_AIM_
Extract every line of the records below and reproduce each one verbatim, without changing anything.

Dataset entries
____________________
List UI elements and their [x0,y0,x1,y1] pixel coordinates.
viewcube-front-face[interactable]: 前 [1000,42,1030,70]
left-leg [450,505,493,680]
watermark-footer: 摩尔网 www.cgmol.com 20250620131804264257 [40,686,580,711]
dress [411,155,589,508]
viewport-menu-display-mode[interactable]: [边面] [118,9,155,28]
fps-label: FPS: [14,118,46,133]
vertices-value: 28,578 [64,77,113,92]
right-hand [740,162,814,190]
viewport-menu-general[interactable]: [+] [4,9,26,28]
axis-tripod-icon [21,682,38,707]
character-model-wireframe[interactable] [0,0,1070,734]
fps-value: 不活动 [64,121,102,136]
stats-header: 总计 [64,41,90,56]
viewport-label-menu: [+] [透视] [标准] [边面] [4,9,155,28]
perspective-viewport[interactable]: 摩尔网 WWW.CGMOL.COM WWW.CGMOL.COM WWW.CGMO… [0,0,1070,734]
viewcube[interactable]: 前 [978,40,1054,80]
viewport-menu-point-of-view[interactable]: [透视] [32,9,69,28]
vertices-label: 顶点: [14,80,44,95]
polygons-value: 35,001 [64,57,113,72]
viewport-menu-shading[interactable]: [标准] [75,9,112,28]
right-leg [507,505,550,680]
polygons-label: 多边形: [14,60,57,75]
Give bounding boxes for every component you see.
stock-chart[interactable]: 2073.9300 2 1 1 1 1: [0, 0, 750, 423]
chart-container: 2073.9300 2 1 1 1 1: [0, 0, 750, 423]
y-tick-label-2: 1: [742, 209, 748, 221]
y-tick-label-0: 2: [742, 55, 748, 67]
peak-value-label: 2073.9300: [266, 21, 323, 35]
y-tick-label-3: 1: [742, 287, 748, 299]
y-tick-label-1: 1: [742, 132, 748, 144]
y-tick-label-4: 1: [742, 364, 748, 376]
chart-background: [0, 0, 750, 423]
____________________
_RESPONSE TO THIS TASK_
List UI elements and their [x0,y0,x1,y1] pixel coordinates.
viewcube-front-face[interactable]: 前 [1000,42,1030,70]
left-leg [450,505,493,680]
watermark-footer: 摩尔网 www.cgmol.com 20250620131804264257 [40,686,580,711]
dress [411,155,589,508]
viewport-menu-display-mode[interactable]: [边面] [118,9,155,28]
fps-label: FPS: [14,118,46,133]
vertices-value: 28,578 [64,77,113,92]
right-hand [740,162,814,190]
viewport-menu-general[interactable]: [+] [4,9,26,28]
axis-tripod-icon [21,682,38,707]
character-model-wireframe[interactable] [0,0,1070,734]
fps-value: 不活动 [64,121,102,136]
stats-header: 总计 [64,41,90,56]
viewport-label-menu: [+] [透视] [标准] [边面] [4,9,155,28]
perspective-viewport[interactable]: 摩尔网 WWW.CGMOL.COM WWW.CGMOL.COM WWW.CGMO… [0,0,1070,734]
viewcube[interactable]: 前 [978,40,1054,80]
viewport-menu-point-of-view[interactable]: [透视] [32,9,69,28]
vertices-label: 顶点: [14,80,44,95]
polygons-value: 35,001 [64,57,113,72]
viewport-menu-shading[interactable]: [标准] [75,9,112,28]
right-leg [507,505,550,680]
polygons-label: 多边形: [14,60,57,75]
Give bounding boxes for every component you see.
stock-chart[interactable]: 2073.9300 2 1 1 1 1: [0, 0, 750, 423]
chart-container: 2073.9300 2 1 1 1 1: [0, 0, 750, 423]
y-tick-label-2: 1: [742, 209, 748, 221]
y-tick-label-0: 2: [742, 55, 748, 67]
peak-value-label: 2073.9300: [266, 21, 323, 35]
y-tick-label-3: 1: [742, 287, 748, 299]
y-tick-label-1: 1: [742, 132, 748, 144]
y-tick-label-4: 1: [742, 364, 748, 376]
chart-background: [0, 0, 750, 423]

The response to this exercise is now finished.